Records from a data source:

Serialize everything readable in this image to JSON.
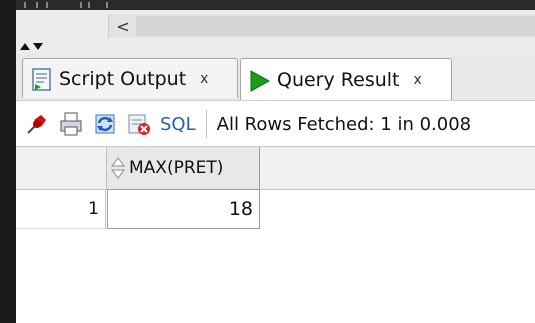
{
  "tabs": [
    {
      "label": "Script Output",
      "close": "x",
      "icon": "script-output-icon",
      "active": false
    },
    {
      "label": "Query Result",
      "close": "x",
      "icon": "run-triangle-icon",
      "active": true
    }
  ],
  "toolbar": {
    "icons": [
      "pin-icon",
      "print-icon",
      "refresh-icon",
      "clear-icon"
    ],
    "sql_label": "SQL",
    "status": "All Rows Fetched: 1 in 0.008"
  },
  "grid": {
    "columns": [
      {
        "name": "MAX(PRET)"
      }
    ],
    "rows": [
      {
        "rownum": "1",
        "values": [
          "18"
        ]
      }
    ]
  },
  "scroll": {
    "left_arrow": "<"
  },
  "colors": {
    "accent_sql": "#1f5fb6",
    "run_green": "#1a9e1a"
  }
}
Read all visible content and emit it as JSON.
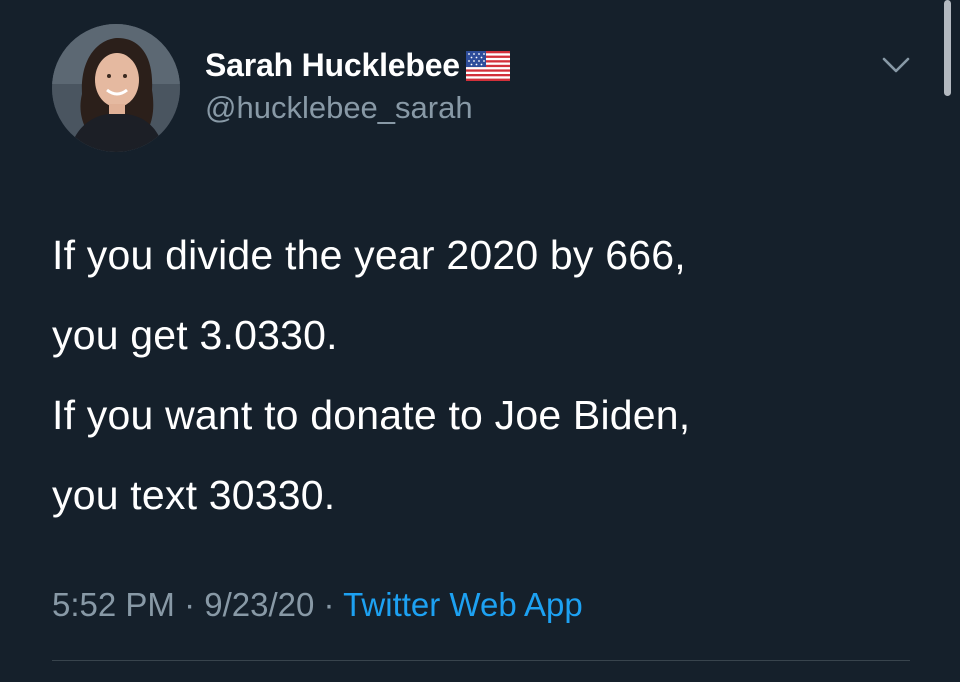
{
  "user": {
    "display_name": "Sarah Hucklebee",
    "handle": "@hucklebee_sarah",
    "badge_icon": "us-flag-icon"
  },
  "tweet": {
    "lines": [
      "If you divide the year 2020 by 666,",
      "you get 3.0330.",
      "If you want to donate to Joe Biden,",
      "you text 30330."
    ]
  },
  "meta": {
    "time": "5:52 PM",
    "sep1": " · ",
    "date": "9/23/20",
    "sep2": " · ",
    "source": "Twitter Web App"
  },
  "colors": {
    "background": "#15202b",
    "text": "#ffffff",
    "secondary": "#8899a6",
    "link": "#1da1f2",
    "divider": "#38444d"
  }
}
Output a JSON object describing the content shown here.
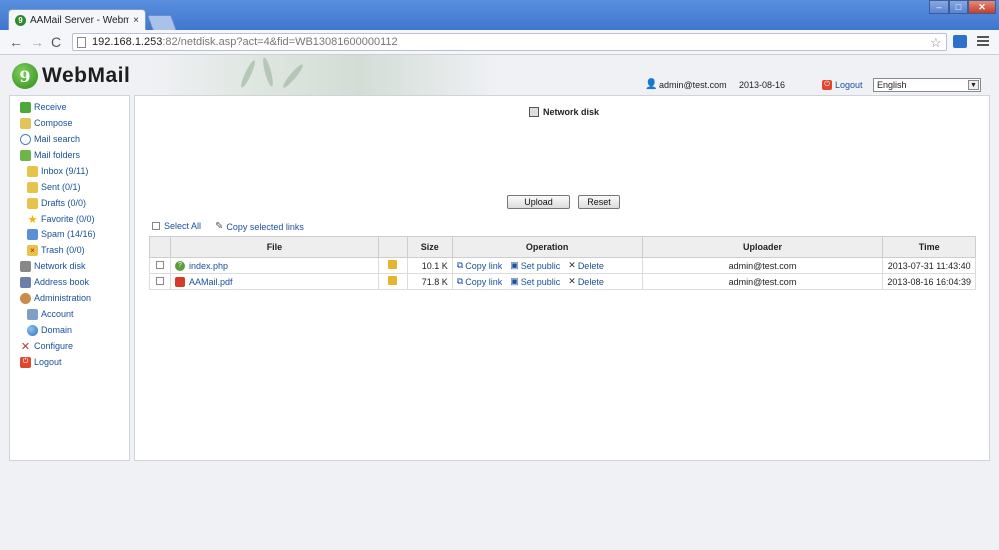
{
  "browser": {
    "tab_title": "AAMail Server - Webmail",
    "tab_close": "×",
    "url_host": "192.168.1.253",
    "url_rest": ":82/netdisk.asp?act=4&fid=WB13081600000112",
    "back": "←",
    "forward": "→",
    "reload": "C",
    "star": "☆",
    "window_min": "–",
    "window_max": "□",
    "window_close": "✕"
  },
  "header": {
    "logo_badge": "9",
    "logo_text": "WebMail",
    "user_email": "admin@test.com",
    "date": "2013-08-16",
    "logout_label": "Logout",
    "language": "English",
    "language_arrow": "▼"
  },
  "sidebar": {
    "items": [
      {
        "label": "Receive",
        "icon": "receive-icon"
      },
      {
        "label": "Compose",
        "icon": "compose-icon"
      },
      {
        "label": "Mail search",
        "icon": "search-icon"
      },
      {
        "label": "Mail folders",
        "icon": "folders-icon"
      },
      {
        "label": "Inbox (9/11)",
        "icon": "inbox-icon"
      },
      {
        "label": "Sent (0/1)",
        "icon": "sent-icon"
      },
      {
        "label": "Drafts (0/0)",
        "icon": "drafts-icon"
      },
      {
        "label": "Favorite (0/0)",
        "icon": "star-icon"
      },
      {
        "label": "Spam (14/16)",
        "icon": "spam-icon"
      },
      {
        "label": "Trash (0/0)",
        "icon": "trash-icon"
      },
      {
        "label": "Network disk",
        "icon": "disk-icon"
      },
      {
        "label": "Address book",
        "icon": "address-book-icon"
      },
      {
        "label": "Administration",
        "icon": "admin-icon"
      },
      {
        "label": "Account",
        "icon": "account-icon"
      },
      {
        "label": "Domain",
        "icon": "globe-icon"
      },
      {
        "label": "Configure",
        "icon": "tools-icon"
      },
      {
        "label": "Logout",
        "icon": "logout-icon"
      }
    ]
  },
  "main": {
    "title": "Network disk",
    "upload_label": "Upload",
    "reset_label": "Reset",
    "select_all_label": "Select All",
    "copy_selected_label": "Copy selected links",
    "columns": {
      "file": "File",
      "size": "Size",
      "operation": "Operation",
      "uploader": "Uploader",
      "time": "Time"
    },
    "ops": {
      "copy": "Copy link",
      "public": "Set public",
      "delete": "Delete"
    },
    "rows": [
      {
        "name": "index.php",
        "size": "10.1 K",
        "uploader": "admin@test.com",
        "time": "2013-07-31 11:43:40"
      },
      {
        "name": "AAMail.pdf",
        "size": "71.8 K",
        "uploader": "admin@test.com",
        "time": "2013-08-16 16:04:39"
      }
    ]
  },
  "colors": {
    "link": "#1a4f9c",
    "chrome": "#3f76cf",
    "logout_red": "#e0472c"
  }
}
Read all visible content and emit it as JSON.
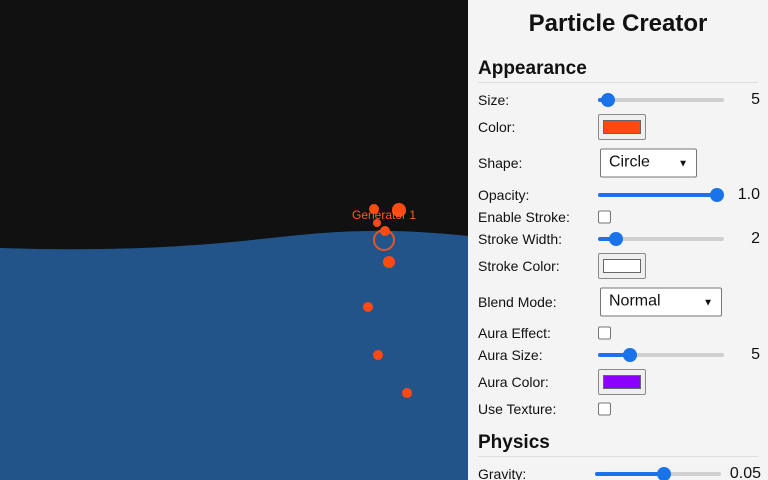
{
  "canvas": {
    "colors": {
      "sky": "#111111",
      "water": "#22548a",
      "particle": "#ff4a14",
      "generator_ring": "#e0582a"
    },
    "generator_label": "Generator 1"
  },
  "panel": {
    "title": "Particle Creator",
    "appearance": {
      "heading": "Appearance",
      "size": {
        "label": "Size:",
        "value": "5",
        "fraction": 0.03
      },
      "color": {
        "label": "Color:",
        "value": "#ff4a14"
      },
      "shape": {
        "label": "Shape:",
        "value": "Circle"
      },
      "opacity": {
        "label": "Opacity:",
        "value": "1.0",
        "fraction": 1.0
      },
      "enable_stroke": {
        "label": "Enable Stroke:",
        "checked": false
      },
      "stroke_width": {
        "label": "Stroke Width:",
        "value": "2",
        "fraction": 0.1
      },
      "stroke_color": {
        "label": "Stroke Color:",
        "value": "#ffffff"
      },
      "blend_mode": {
        "label": "Blend Mode:",
        "value": "Normal"
      },
      "aura_effect": {
        "label": "Aura Effect:",
        "checked": false
      },
      "aura_size": {
        "label": "Aura Size:",
        "value": "5",
        "fraction": 0.22
      },
      "aura_color": {
        "label": "Aura Color:",
        "value": "#8b00ff"
      },
      "use_texture": {
        "label": "Use Texture:",
        "checked": false
      }
    },
    "physics": {
      "heading": "Physics",
      "gravity": {
        "label": "Gravity:",
        "value": "0.05",
        "fraction": 0.55
      }
    }
  }
}
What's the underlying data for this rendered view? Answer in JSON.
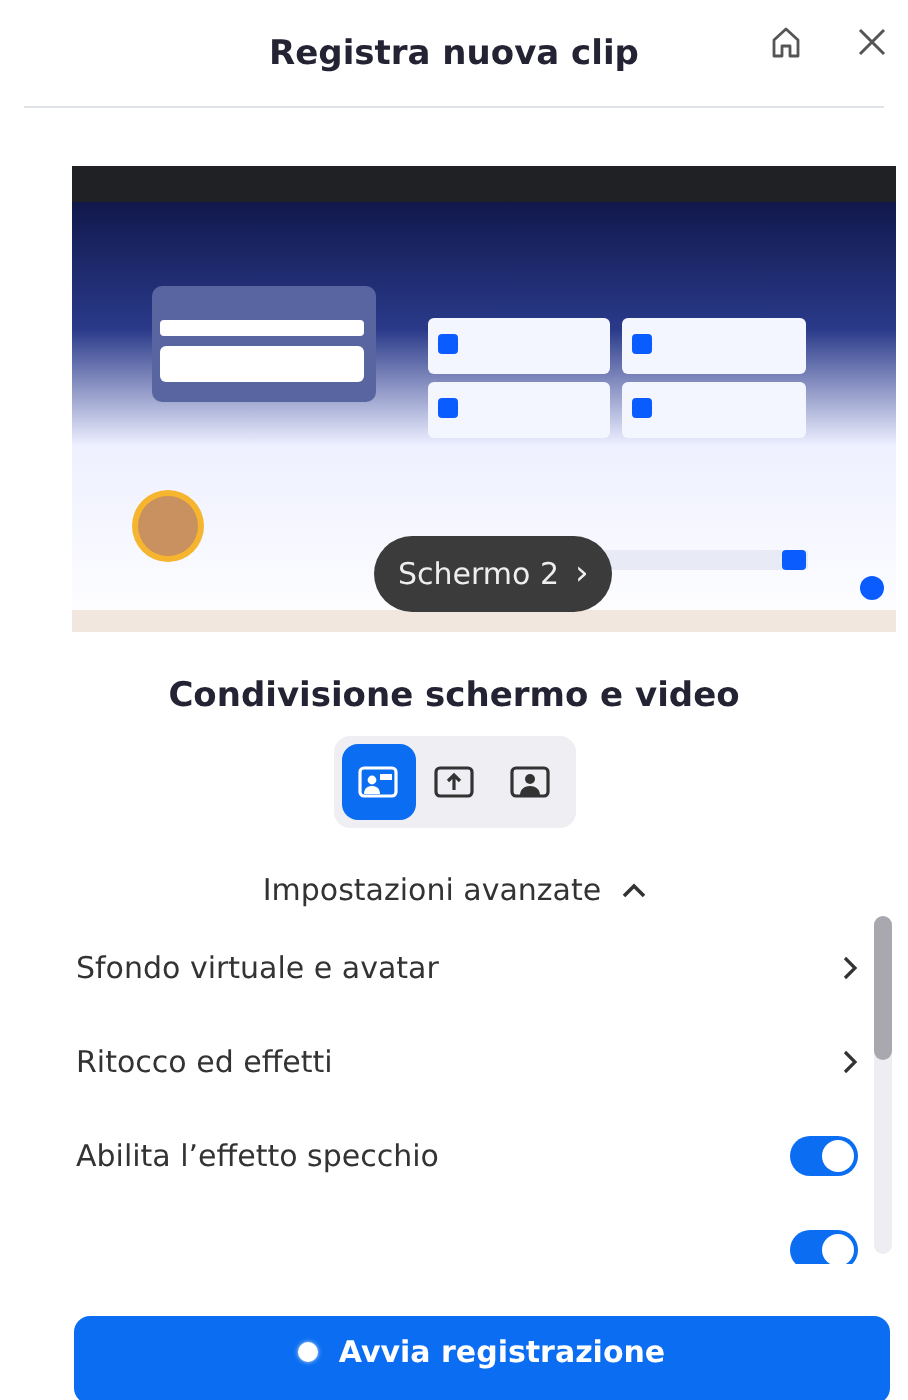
{
  "window": {
    "title": "Registra nuova clip"
  },
  "preview": {
    "screen_label": "Schermo 2",
    "chevron": "›"
  },
  "section_title": "Condivisione schermo e video",
  "modes": [
    {
      "kind": "screen-camera",
      "selected": true
    },
    {
      "kind": "screen",
      "selected": false
    },
    {
      "kind": "camera",
      "selected": false
    }
  ],
  "advanced": {
    "label": "Impostazioni avanzate",
    "expanded": true
  },
  "settings": [
    {
      "kind": "link",
      "label": "Sfondo virtuale e avatar"
    },
    {
      "kind": "link",
      "label": "Ritocco ed effetti"
    },
    {
      "kind": "toggle",
      "label": "Abilita l’effetto specchio",
      "on": true
    },
    {
      "kind": "toggle",
      "on": true
    }
  ],
  "start_button": "Avvia registrazione"
}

> WHAT YOU WILL DO
Extract, from the material above, each line holding the word "heading".

> EXERCISE OUTPUT
      "heading": "Appearance",
      "heading": "Physics",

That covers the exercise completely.